▶ Task a:
According to the thesis abstract, what are the main obstacles to low-voltage operation of logic circuits?

▶ Passage:
★ ★ ★
This thesis explores possibility for realization of sub-0.5V extremely low power logic circuits. Transistor variations at low power supply voltage degrade the operation of logic circuits. Thus, the effects of transistor variations are investigated at low VDD and countermeasures against them are proposed in the thesis.

Reduction of power supply voltage (VDD) is an effective method for achieving ultra low power logic circuits since active power is proportional to VDD2 and leakage power is proportional to VDD. Although circuits exhibit slower speeds at low supply voltage, the trade-off between power and operation frequency remain attractive for energy-constrained systems. Besides, when VDD is near/below the threshold voltage of transistors, logic circuits operate most efficiently. In this way, lowering power supply voltage achieves low power and energy efficient operation. Transistor variations, however, inhibit lowering VDD because the sensitivity of circuits to transistor variations drastically increases under reduced VDD. The main obstacles for low voltage operation of logic circuits are function errors and delay variations of logic circuits, because one function error at a single logic gate is considered as the function error of whole circuits and the delay variations makes the design of logic circuits more difficult at low VDD. These problems must be dealt with properly in design of low voltage logic circuits. Thus, the purpose of the thesis is to reveal the effect of these two problems on logic circuits and propose countermeasures to achieve sub-0.5V extremely low power logic circuits.
★ ★ ★
Excerpt from a dataset
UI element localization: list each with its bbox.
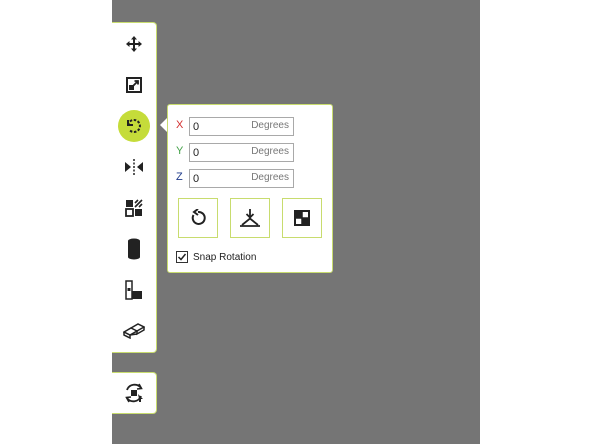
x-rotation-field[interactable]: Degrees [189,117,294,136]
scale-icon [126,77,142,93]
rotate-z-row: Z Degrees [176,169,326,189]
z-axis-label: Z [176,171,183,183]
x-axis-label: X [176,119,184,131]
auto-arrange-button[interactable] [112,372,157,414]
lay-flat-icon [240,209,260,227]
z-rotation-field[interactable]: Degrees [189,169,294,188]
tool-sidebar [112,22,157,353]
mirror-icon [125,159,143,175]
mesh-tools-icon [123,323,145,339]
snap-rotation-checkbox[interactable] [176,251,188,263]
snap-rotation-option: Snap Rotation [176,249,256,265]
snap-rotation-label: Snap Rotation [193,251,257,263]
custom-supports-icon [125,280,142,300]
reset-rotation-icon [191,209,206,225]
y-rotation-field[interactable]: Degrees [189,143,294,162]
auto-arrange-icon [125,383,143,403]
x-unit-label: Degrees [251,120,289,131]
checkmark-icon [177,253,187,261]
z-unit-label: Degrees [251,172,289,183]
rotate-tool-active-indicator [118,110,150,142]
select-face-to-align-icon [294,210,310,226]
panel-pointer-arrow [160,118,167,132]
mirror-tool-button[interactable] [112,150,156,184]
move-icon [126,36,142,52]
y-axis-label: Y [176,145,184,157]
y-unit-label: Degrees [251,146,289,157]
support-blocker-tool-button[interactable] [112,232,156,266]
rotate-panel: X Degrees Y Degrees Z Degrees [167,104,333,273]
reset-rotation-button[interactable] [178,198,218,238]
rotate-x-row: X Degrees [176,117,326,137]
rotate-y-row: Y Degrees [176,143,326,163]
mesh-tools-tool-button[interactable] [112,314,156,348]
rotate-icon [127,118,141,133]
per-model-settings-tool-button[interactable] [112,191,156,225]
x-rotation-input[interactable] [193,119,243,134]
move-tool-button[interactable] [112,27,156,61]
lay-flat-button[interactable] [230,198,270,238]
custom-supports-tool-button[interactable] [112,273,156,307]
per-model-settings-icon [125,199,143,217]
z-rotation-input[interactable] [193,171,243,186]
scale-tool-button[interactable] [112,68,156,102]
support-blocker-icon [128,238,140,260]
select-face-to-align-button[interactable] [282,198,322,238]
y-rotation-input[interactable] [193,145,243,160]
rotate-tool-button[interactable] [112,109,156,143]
★ ★ ★
▶ Task b:
Recast the listing, from the line containing "x-rotation-field[interactable]: Degrees [189,117,294,136]" down to the line containing "rotate-tool-active-indicator [118,110,150,142]", both included, as a Markdown table with the columns Row and Line. Leave out blank lines.

▶ Complete answer a:
Function errors and delay variations of logic circuits.

▶ Complete answer b:
| Row | Line |
|---|---|
| 1 | x-rotation-field[interactable]: Degrees [189,117,294,136] |
| 2 | scale-icon [126,77,142,93] |
| 3 | rotate-z-row: Z Degrees [176,169,326,189] |
| 4 | z-axis-label: Z [176,171,183,183] |
| 5 | x-axis-label: X [176,119,184,131] |
| 6 | auto-arrange-button[interactable] [112,372,157,414] |
| 7 | lay-flat-icon [240,209,260,227] |
| 8 | z-rotation-field[interactable]: Degrees [189,169,294,188] |
| 9 | tool-sidebar [112,22,157,353] |
| 10 | mirror-icon [125,159,143,175] |
| 11 | mesh-tools-icon [123,323,145,339] |
| 12 | snap-rotation-checkbox[interactable] [176,251,188,263] |
| 13 | snap-rotation-option: Snap Rotation [176,249,256,265] |
| 14 | snap-rotation-label: Snap Rotation [193,251,257,263] |
| 15 | custom-supports-icon [125,280,142,300] |
| 16 | reset-rotation-icon [191,209,206,225] |
| 17 | y-rotation-field[interactable]: Degrees [189,143,294,162] |
| 18 | auto-arrange-icon [125,383,143,403] |
| 19 | x-unit-label: Degrees [251,120,289,131] |
| 20 | checkmark-icon [177,253,187,261] |
| 21 | z-unit-label: Degrees [251,172,289,183] |
| 22 | rotate-tool-active-indicator [118,110,150,142] |